* MATERIAL PROVIDED *
◆ ◆ ◆ ◆

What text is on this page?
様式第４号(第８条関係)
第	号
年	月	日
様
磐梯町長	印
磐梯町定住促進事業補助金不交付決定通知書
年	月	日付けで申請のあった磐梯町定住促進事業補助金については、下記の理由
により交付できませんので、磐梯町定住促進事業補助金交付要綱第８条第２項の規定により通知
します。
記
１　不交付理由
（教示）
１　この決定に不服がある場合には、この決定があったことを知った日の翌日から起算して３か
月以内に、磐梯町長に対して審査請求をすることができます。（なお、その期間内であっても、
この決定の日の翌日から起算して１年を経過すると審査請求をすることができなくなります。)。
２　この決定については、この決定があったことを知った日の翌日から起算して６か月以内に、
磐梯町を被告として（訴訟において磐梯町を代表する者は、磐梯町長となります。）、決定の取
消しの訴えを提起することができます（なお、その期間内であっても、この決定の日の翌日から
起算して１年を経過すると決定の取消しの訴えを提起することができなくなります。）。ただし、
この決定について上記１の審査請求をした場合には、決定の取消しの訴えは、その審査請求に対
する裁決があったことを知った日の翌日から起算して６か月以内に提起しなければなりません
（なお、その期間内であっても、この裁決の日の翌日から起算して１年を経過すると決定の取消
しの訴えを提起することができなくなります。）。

◆ ◆ ◆ ◆

* WHAT YOU WILL DO *
Extract all of the data above and output it character for character.

* CORRECT RESPONSE *
What text is on this page?
様式第４号(第８条関係)
第	号
年	月	日
様
磐梯町長	印
磐梯町定住促進事業補助金不交付決定通知書
年	月	日付けで申請のあった磐梯町定住促進事業補助金については、下記の理由
により交付できませんので、磐梯町定住促進事業補助金交付要綱第８条第２項の規定により通知
します。
記
１　不交付理由
（教示）
１　この決定に不服がある場合には、この決定があったことを知った日の翌日から起算して３か
月以内に、磐梯町長に対して審査請求をすることができます。（なお、その期間内であっても、
この決定の日の翌日から起算して１年を経過すると審査請求をすることができなくなります。)。
２　この決定については、この決定があったことを知った日の翌日から起算して６か月以内に、
磐梯町を被告として（訴訟において磐梯町を代表する者は、磐梯町長となります。）、決定の取
消しの訴えを提起することができます（なお、その期間内であっても、この決定の日の翌日から
起算して１年を経過すると決定の取消しの訴えを提起することができなくなります。）。ただし、
この決定について上記１の審査請求をした場合には、決定の取消しの訴えは、その審査請求に対
する裁決があったことを知った日の翌日から起算して６か月以内に提起しなければなりません
（なお、その期間内であっても、この裁決の日の翌日から起算して１年を経過すると決定の取消
しの訴えを提起することができなくなります。）。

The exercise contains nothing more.